# What the task asks
Identify the lines that contain the string "human" and copy all of them.

# Input for this task
::::

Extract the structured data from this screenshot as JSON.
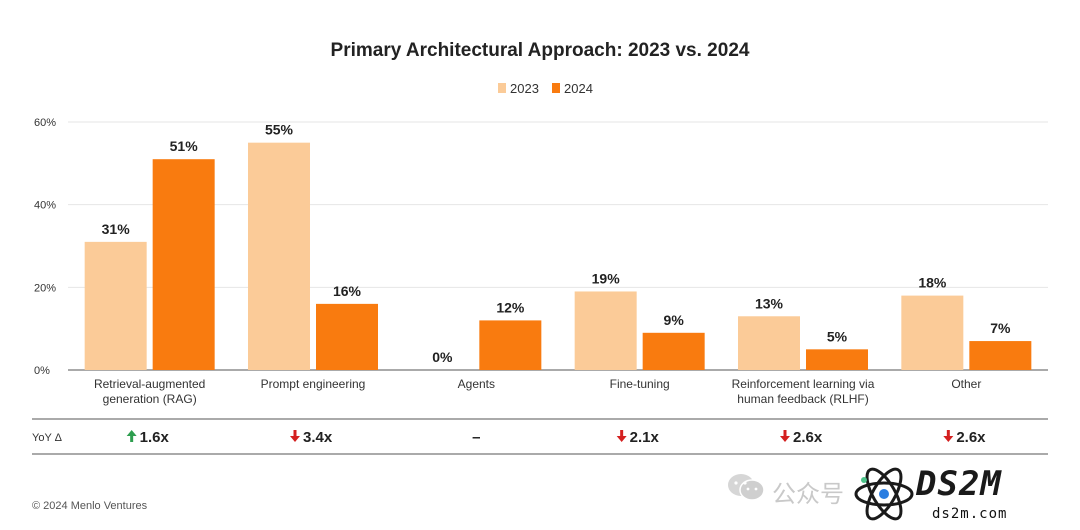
{
  "chart_data": {
    "type": "bar",
    "title": "Primary Architectural Approach: 2023 vs. 2024",
    "categories": [
      "Retrieval-augmented generation (RAG)",
      "Prompt engineering",
      "Agents",
      "Fine-tuning",
      "Reinforcement learning via human feedback (RLHF)",
      "Other"
    ],
    "category_lines": [
      [
        "Retrieval-augmented",
        "generation (RAG)"
      ],
      [
        "Prompt engineering"
      ],
      [
        "Agents"
      ],
      [
        "Fine-tuning"
      ],
      [
        "Reinforcement learning via",
        "human feedback (RLHF)"
      ],
      [
        "Other"
      ]
    ],
    "series": [
      {
        "name": "2023",
        "values": [
          31,
          55,
          0,
          19,
          13,
          18
        ],
        "labels": [
          "31%",
          "55%",
          "0%",
          "19%",
          "13%",
          "18%"
        ],
        "color": "#FBCB98"
      },
      {
        "name": "2024",
        "values": [
          51,
          16,
          12,
          9,
          5,
          7
        ],
        "labels": [
          "51%",
          "16%",
          "12%",
          "9%",
          "5%",
          "7%"
        ],
        "color": "#F97B0F"
      }
    ],
    "ylim": [
      0,
      60
    ],
    "yticks": [
      0,
      20,
      40,
      60
    ],
    "ytick_labels": [
      "0%",
      "20%",
      "40%",
      "60%"
    ],
    "xlabel": "",
    "ylabel": "",
    "legend_position": "top-center",
    "grid": true,
    "yoy": {
      "label": "YoY Δ",
      "values": [
        {
          "direction": "up",
          "text": "1.6x"
        },
        {
          "direction": "down",
          "text": "3.4x"
        },
        {
          "direction": "none",
          "text": "–"
        },
        {
          "direction": "down",
          "text": "2.1x"
        },
        {
          "direction": "down",
          "text": "2.6x"
        },
        {
          "direction": "down",
          "text": "2.6x"
        }
      ],
      "colors": {
        "up": "#2E9E4F",
        "down": "#D42020"
      }
    }
  },
  "footer": "© 2024 Menlo Ventures",
  "watermark": {
    "channel_text": "公众号",
    "logo": "DS2M",
    "url": "ds2m.com"
  }
}
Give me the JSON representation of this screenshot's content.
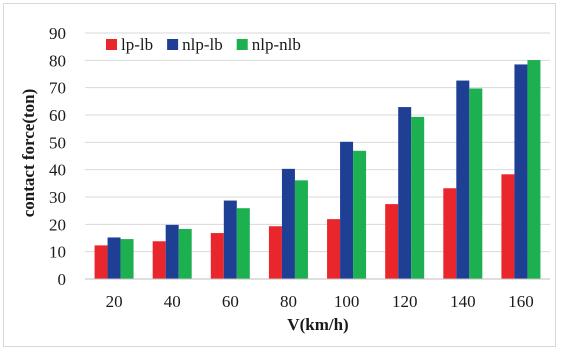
{
  "chart_data": {
    "type": "bar",
    "categories": [
      "20",
      "40",
      "60",
      "80",
      "100",
      "120",
      "140",
      "160"
    ],
    "series": [
      {
        "name": "lp-lb",
        "color": "#e8262b",
        "values": [
          12.3,
          13.8,
          16.8,
          19.3,
          21.9,
          27.4,
          33.2,
          38.3
        ]
      },
      {
        "name": "nlp-lb",
        "color": "#1f3f94",
        "values": [
          15.2,
          19.8,
          28.7,
          40.3,
          50.2,
          62.9,
          72.6,
          78.5
        ]
      },
      {
        "name": "nlp-nlb",
        "color": "#1db050",
        "values": [
          14.6,
          18.3,
          25.9,
          36.1,
          46.9,
          59.3,
          69.7,
          80.1
        ]
      }
    ],
    "xlabel": "V(km/h)",
    "ylabel": "contact force(ton)",
    "ylim": [
      0,
      90
    ],
    "yticks": [
      0,
      10,
      20,
      30,
      40,
      50,
      60,
      70,
      80,
      90
    ],
    "grid": true,
    "legend_position": "top-left"
  }
}
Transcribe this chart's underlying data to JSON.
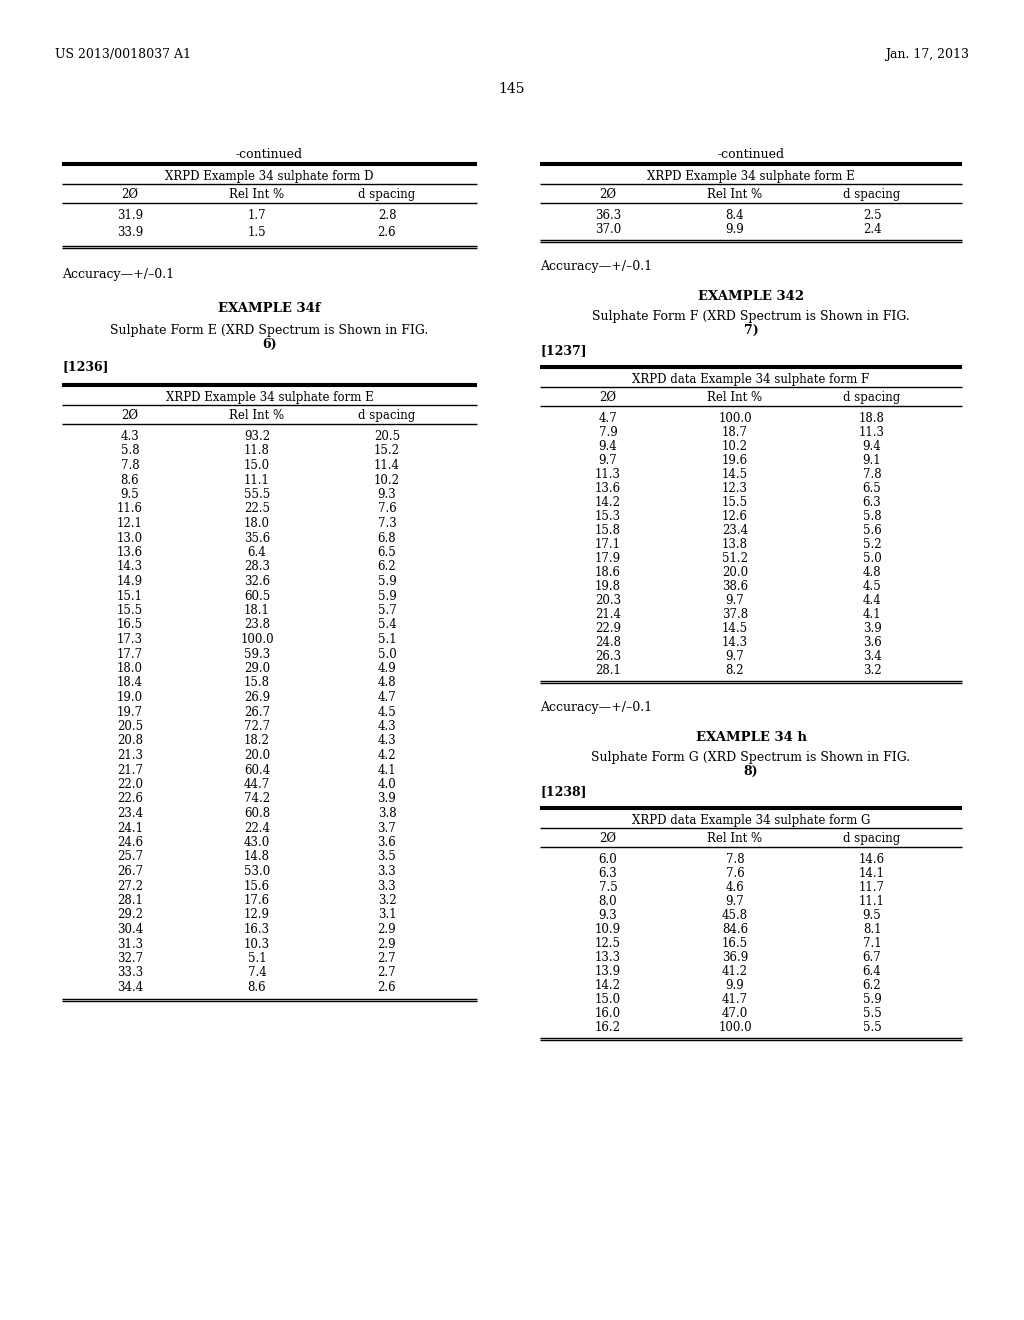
{
  "background_color": "#ffffff",
  "page_number": "145",
  "header_left": "US 2013/0018037 A1",
  "header_right": "Jan. 17, 2013",
  "left_continued_label": "-continued",
  "left_table1_title": "XRPD Example 34 sulphate form D",
  "left_table1_headers": [
    "2Ø",
    "Rel Int %",
    "d spacing"
  ],
  "left_table1_data": [
    [
      "31.9",
      "1.7",
      "2.8"
    ],
    [
      "33.9",
      "1.5",
      "2.6"
    ]
  ],
  "left_accuracy1": "Accuracy—+/–0.1",
  "left_example_title": "EXAMPLE 34f",
  "left_example_subtitle1": "Sulphate Form E (XRD Spectrum is Shown in FIG.",
  "left_example_subtitle2": "6)",
  "left_ref": "[1236]",
  "left_table2_title": "XRPD Example 34 sulphate form E",
  "left_table2_headers": [
    "2Ø",
    "Rel Int %",
    "d spacing"
  ],
  "left_table2_data": [
    [
      "4.3",
      "93.2",
      "20.5"
    ],
    [
      "5.8",
      "11.8",
      "15.2"
    ],
    [
      "7.8",
      "15.0",
      "11.4"
    ],
    [
      "8.6",
      "11.1",
      "10.2"
    ],
    [
      "9.5",
      "55.5",
      "9.3"
    ],
    [
      "11.6",
      "22.5",
      "7.6"
    ],
    [
      "12.1",
      "18.0",
      "7.3"
    ],
    [
      "13.0",
      "35.6",
      "6.8"
    ],
    [
      "13.6",
      "6.4",
      "6.5"
    ],
    [
      "14.3",
      "28.3",
      "6.2"
    ],
    [
      "14.9",
      "32.6",
      "5.9"
    ],
    [
      "15.1",
      "60.5",
      "5.9"
    ],
    [
      "15.5",
      "18.1",
      "5.7"
    ],
    [
      "16.5",
      "23.8",
      "5.4"
    ],
    [
      "17.3",
      "100.0",
      "5.1"
    ],
    [
      "17.7",
      "59.3",
      "5.0"
    ],
    [
      "18.0",
      "29.0",
      "4.9"
    ],
    [
      "18.4",
      "15.8",
      "4.8"
    ],
    [
      "19.0",
      "26.9",
      "4.7"
    ],
    [
      "19.7",
      "26.7",
      "4.5"
    ],
    [
      "20.5",
      "72.7",
      "4.3"
    ],
    [
      "20.8",
      "18.2",
      "4.3"
    ],
    [
      "21.3",
      "20.0",
      "4.2"
    ],
    [
      "21.7",
      "60.4",
      "4.1"
    ],
    [
      "22.0",
      "44.7",
      "4.0"
    ],
    [
      "22.6",
      "74.2",
      "3.9"
    ],
    [
      "23.4",
      "60.8",
      "3.8"
    ],
    [
      "24.1",
      "22.4",
      "3.7"
    ],
    [
      "24.6",
      "43.0",
      "3.6"
    ],
    [
      "25.7",
      "14.8",
      "3.5"
    ],
    [
      "26.7",
      "53.0",
      "3.3"
    ],
    [
      "27.2",
      "15.6",
      "3.3"
    ],
    [
      "28.1",
      "17.6",
      "3.2"
    ],
    [
      "29.2",
      "12.9",
      "3.1"
    ],
    [
      "30.4",
      "16.3",
      "2.9"
    ],
    [
      "31.3",
      "10.3",
      "2.9"
    ],
    [
      "32.7",
      "5.1",
      "2.7"
    ],
    [
      "33.3",
      "7.4",
      "2.7"
    ],
    [
      "34.4",
      "8.6",
      "2.6"
    ]
  ],
  "right_continued_label": "-continued",
  "right_table1_title": "XRPD Example 34 sulphate form E",
  "right_table1_headers": [
    "2Ø",
    "Rel Int %",
    "d spacing"
  ],
  "right_table1_data": [
    [
      "36.3",
      "8.4",
      "2.5"
    ],
    [
      "37.0",
      "9.9",
      "2.4"
    ]
  ],
  "right_accuracy1": "Accuracy—+/–0.1",
  "right_example_title": "EXAMPLE 342",
  "right_example_subtitle1": "Sulphate Form F (XRD Spectrum is Shown in FIG.",
  "right_example_subtitle2": "7)",
  "right_ref": "[1237]",
  "right_table2_title": "XRPD data Example 34 sulphate form F",
  "right_table2_headers": [
    "2Ø",
    "Rel Int %",
    "d spacing"
  ],
  "right_table2_data": [
    [
      "4.7",
      "100.0",
      "18.8"
    ],
    [
      "7.9",
      "18.7",
      "11.3"
    ],
    [
      "9.4",
      "10.2",
      "9.4"
    ],
    [
      "9.7",
      "19.6",
      "9.1"
    ],
    [
      "11.3",
      "14.5",
      "7.8"
    ],
    [
      "13.6",
      "12.3",
      "6.5"
    ],
    [
      "14.2",
      "15.5",
      "6.3"
    ],
    [
      "15.3",
      "12.6",
      "5.8"
    ],
    [
      "15.8",
      "23.4",
      "5.6"
    ],
    [
      "17.1",
      "13.8",
      "5.2"
    ],
    [
      "17.9",
      "51.2",
      "5.0"
    ],
    [
      "18.6",
      "20.0",
      "4.8"
    ],
    [
      "19.8",
      "38.6",
      "4.5"
    ],
    [
      "20.3",
      "9.7",
      "4.4"
    ],
    [
      "21.4",
      "37.8",
      "4.1"
    ],
    [
      "22.9",
      "14.5",
      "3.9"
    ],
    [
      "24.8",
      "14.3",
      "3.6"
    ],
    [
      "26.3",
      "9.7",
      "3.4"
    ],
    [
      "28.1",
      "8.2",
      "3.2"
    ]
  ],
  "right_accuracy2": "Accuracy—+/–0.1",
  "right_example2_title": "EXAMPLE 34 h",
  "right_example2_subtitle1": "Sulphate Form G (XRD Spectrum is Shown in FIG.",
  "right_example2_subtitle2": "8)",
  "right_ref2": "[1238]",
  "right_table3_title": "XRPD data Example 34 sulphate form G",
  "right_table3_headers": [
    "2Ø",
    "Rel Int %",
    "d spacing"
  ],
  "right_table3_data": [
    [
      "6.0",
      "7.8",
      "14.6"
    ],
    [
      "6.3",
      "7.6",
      "14.1"
    ],
    [
      "7.5",
      "4.6",
      "11.7"
    ],
    [
      "8.0",
      "9.7",
      "11.1"
    ],
    [
      "9.3",
      "45.8",
      "9.5"
    ],
    [
      "10.9",
      "84.6",
      "8.1"
    ],
    [
      "12.5",
      "16.5",
      "7.1"
    ],
    [
      "13.3",
      "36.9",
      "6.7"
    ],
    [
      "13.9",
      "41.2",
      "6.4"
    ],
    [
      "14.2",
      "9.9",
      "6.2"
    ],
    [
      "15.0",
      "41.7",
      "5.9"
    ],
    [
      "16.0",
      "47.0",
      "5.5"
    ],
    [
      "16.2",
      "100.0",
      "5.5"
    ]
  ]
}
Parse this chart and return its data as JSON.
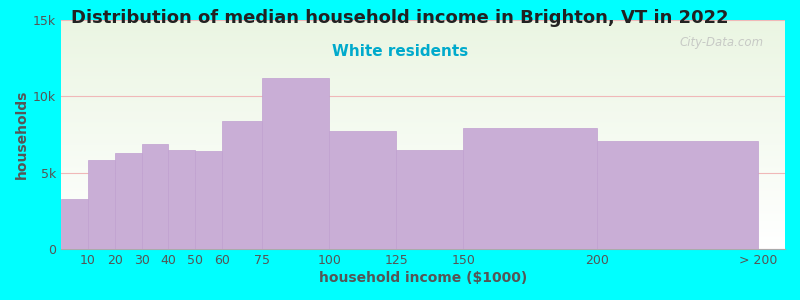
{
  "title": "Distribution of median household income in Brighton, VT in 2022",
  "subtitle": "White residents",
  "xlabel": "household income ($1000)",
  "ylabel": "households",
  "background_color": "#00FFFF",
  "bar_color": "#c9aed6",
  "bar_edge_color": "#c0a0d0",
  "grid_color": "#f0b8b8",
  "categories": [
    "10",
    "20",
    "30",
    "40",
    "50",
    "60",
    "75",
    "100",
    "125",
    "150",
    "200",
    "> 200"
  ],
  "values": [
    3300,
    5800,
    6300,
    6900,
    6500,
    6400,
    8400,
    11200,
    7700,
    6500,
    7900,
    7100
  ],
  "bar_lefts": [
    0,
    10,
    20,
    30,
    40,
    50,
    60,
    75,
    100,
    125,
    150,
    200
  ],
  "bar_widths": [
    10,
    10,
    10,
    10,
    10,
    10,
    15,
    25,
    25,
    25,
    50,
    60
  ],
  "xtick_positions": [
    10,
    20,
    30,
    40,
    50,
    60,
    75,
    100,
    125,
    150,
    200,
    260
  ],
  "xtick_labels": [
    "10",
    "20",
    "30",
    "40",
    "50",
    "60",
    "75",
    "100",
    "125",
    "150",
    "200",
    "> 200"
  ],
  "xlim": [
    0,
    270
  ],
  "ylim": [
    0,
    15000
  ],
  "yticks": [
    0,
    5000,
    10000,
    15000
  ],
  "ytick_labels": [
    "0",
    "5k",
    "10k",
    "15k"
  ],
  "title_fontsize": 13,
  "subtitle_fontsize": 11,
  "subtitle_color": "#00AACC",
  "axis_label_fontsize": 10,
  "tick_fontsize": 9,
  "watermark": "City-Data.com"
}
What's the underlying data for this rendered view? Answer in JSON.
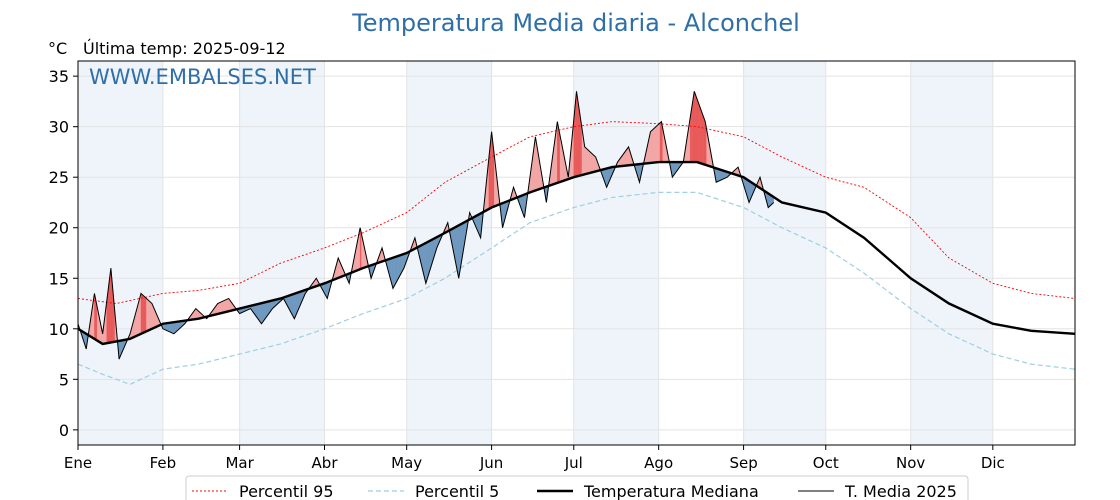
{
  "chart_data": {
    "type": "line",
    "title": "Temperatura Media diaria - Alconchel",
    "unit_label": "°C",
    "last_temp_label": "Última temp: 2025-09-12",
    "watermark": "WWW.EMBALSES.NET",
    "ylim": [
      -1.5,
      36.5
    ],
    "yticks": [
      0,
      5,
      10,
      15,
      20,
      25,
      30,
      35
    ],
    "months": [
      "Ene",
      "Feb",
      "Mar",
      "Abr",
      "May",
      "Jun",
      "Jul",
      "Ago",
      "Sep",
      "Oct",
      "Nov",
      "Dic"
    ],
    "grid": true,
    "legend_position": "bottom",
    "legend": [
      "Percentil 95",
      "Percentil 5",
      "Temperatura Mediana",
      "T. Media 2025"
    ],
    "colors": {
      "title": "#2f6fa8",
      "watermark": "#2f6fa8",
      "p95": "#ff0000",
      "p5": "#9ecfe0",
      "median": "#000000",
      "current": "#000000",
      "above_fill": "#f2a6a6",
      "above_strong": "#e85a5a",
      "below_fill": "#6f98bf",
      "band": "#eef4fa"
    },
    "series": [
      {
        "name": "Percentil 95",
        "day_of_year": [
          1,
          15,
          32,
          45,
          60,
          75,
          91,
          105,
          121,
          135,
          152,
          166,
          182,
          196,
          213,
          227,
          244,
          258,
          274,
          288,
          305,
          319,
          335,
          349,
          365
        ],
        "values": [
          13.0,
          12.5,
          13.5,
          13.8,
          14.5,
          16.5,
          18.0,
          19.5,
          21.5,
          24.5,
          27.0,
          29.0,
          30.0,
          30.5,
          30.3,
          30.0,
          29.0,
          27.0,
          25.0,
          24.0,
          21.0,
          17.0,
          14.5,
          13.5,
          13.0
        ]
      },
      {
        "name": "Percentil 5",
        "day_of_year": [
          1,
          10,
          20,
          32,
          45,
          60,
          75,
          91,
          105,
          121,
          135,
          152,
          166,
          182,
          196,
          213,
          227,
          244,
          258,
          274,
          288,
          305,
          319,
          335,
          349,
          365
        ],
        "values": [
          6.5,
          5.5,
          4.5,
          6.0,
          6.5,
          7.5,
          8.5,
          10.0,
          11.5,
          13.0,
          15.0,
          18.0,
          20.5,
          22.0,
          23.0,
          23.5,
          23.5,
          22.0,
          20.0,
          18.0,
          15.5,
          12.0,
          9.5,
          7.5,
          6.5,
          6.0
        ]
      },
      {
        "name": "Temperatura Mediana",
        "day_of_year": [
          1,
          10,
          20,
          32,
          45,
          60,
          75,
          91,
          105,
          121,
          135,
          152,
          166,
          182,
          196,
          213,
          227,
          244,
          258,
          274,
          288,
          305,
          319,
          335,
          349,
          365
        ],
        "values": [
          10.0,
          8.5,
          9.0,
          10.5,
          11.0,
          12.0,
          13.0,
          14.5,
          16.0,
          17.5,
          19.5,
          22.0,
          23.5,
          25.0,
          26.0,
          26.5,
          26.5,
          25.0,
          22.5,
          21.5,
          19.0,
          15.0,
          12.5,
          10.5,
          9.8,
          9.5
        ]
      },
      {
        "name": "T. Media 2025",
        "day_of_year": [
          1,
          4,
          7,
          10,
          13,
          16,
          20,
          24,
          28,
          32,
          36,
          40,
          44,
          48,
          52,
          56,
          60,
          64,
          68,
          72,
          76,
          80,
          84,
          88,
          92,
          96,
          100,
          104,
          108,
          112,
          116,
          120,
          124,
          128,
          132,
          136,
          140,
          144,
          148,
          152,
          156,
          160,
          164,
          168,
          172,
          176,
          180,
          183,
          186,
          190,
          194,
          198,
          202,
          206,
          210,
          214,
          218,
          222,
          226,
          230,
          234,
          238,
          242,
          246,
          250,
          253,
          255
        ],
        "values": [
          10.5,
          8.0,
          13.5,
          9.5,
          16.0,
          7.0,
          9.5,
          13.5,
          12.5,
          10.0,
          9.5,
          10.5,
          12.0,
          11.0,
          12.5,
          13.0,
          11.5,
          12.0,
          10.5,
          12.0,
          13.0,
          11.0,
          13.5,
          15.0,
          13.0,
          17.0,
          14.5,
          20.0,
          15.0,
          18.0,
          14.0,
          16.0,
          19.0,
          14.5,
          18.0,
          20.5,
          15.0,
          21.5,
          19.0,
          29.5,
          20.0,
          24.0,
          21.0,
          29.0,
          22.5,
          30.5,
          25.0,
          33.5,
          28.0,
          27.0,
          24.0,
          26.5,
          28.0,
          24.5,
          29.5,
          30.5,
          25.0,
          26.5,
          33.5,
          30.5,
          24.5,
          25.0,
          26.0,
          22.5,
          25.0,
          22.0,
          22.5
        ]
      }
    ]
  }
}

::::

# Exercise output
      "Reinforcement learning via human feedback (RLHF)",
        "human feedback (RLHF)"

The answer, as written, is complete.